** start Items **

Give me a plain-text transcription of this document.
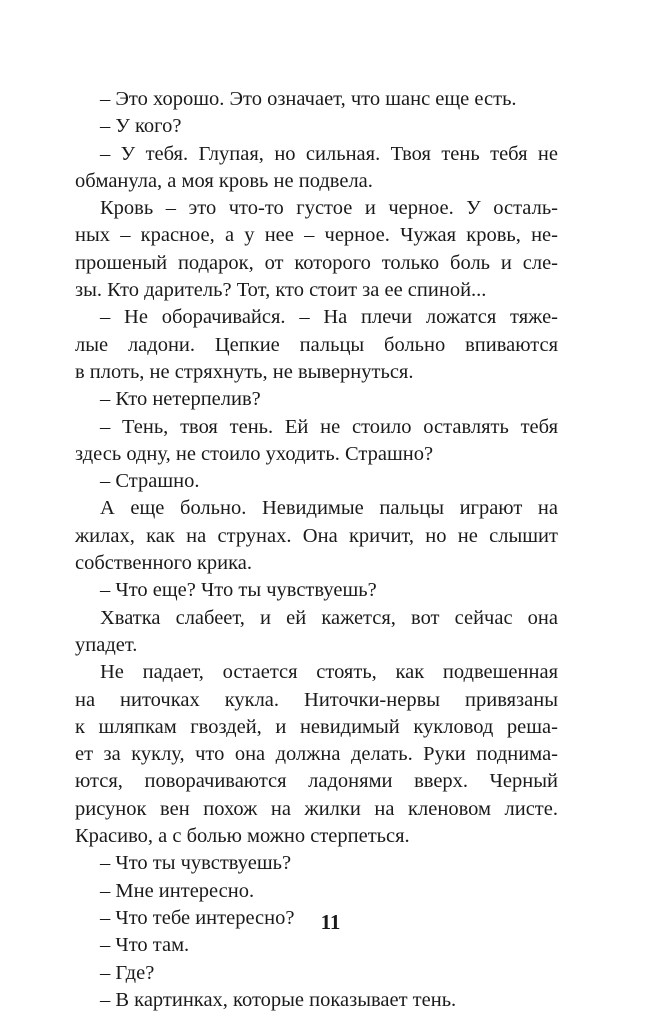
– Это хорошо. Это означает, что шанс еще есть.
– У кого?
– У тебя. Глупая, но сильная. Твоя тень тебя не
обманула, а моя кровь не подвела.
Кровь – это что-то густое и черное. У осталь-
ных – красное, а у нее – черное. Чужая кровь, не-
прошеный подарок, от которого только боль и слe-
зы. Кто даритель? Тот, кто стоит за ее спиной...
– Не оборачивайся. – На плечи ложатся тяже-
лые ладони. Цепкие пальцы больно впиваются
в плоть, не стряхнуть, не вывернуться.
– Кто нетерпелив?
– Тень, твоя тень. Ей не стоило оставлять тебя
здесь одну, не стоило уходить. Страшно?
– Страшно.
А еще больно. Невидимые пальцы играют на
жилах, как на струнах. Она кричит, но не слышит
собственного крика.
– Что еще? Что ты чувствуешь?
Хватка слабеет, и ей кажется, вот сейчас она
упадет.
Не падает, остается стоять, как подвешенная
на ниточках кукла. Ниточки-нервы привязаны
к шляпкам гвоздей, и невидимый кукловод реша-
ет за куклу, что она должна делать. Руки поднима-
ются, поворачиваются ладонями вверх. Черный
рисунок вен похож на жилки на кленовом листе.
Красиво, а с болью можно стерпеться.
– Что ты чувствуешь?
– Мне интересно.
– Что тебе интересно?
– Что там.
– Где?
– В картинках, которые показывает тень.
11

** end Items **

• **Aim of the exercise**: State only the count of lines above that hold the string "стоило".

• **Task response**: 2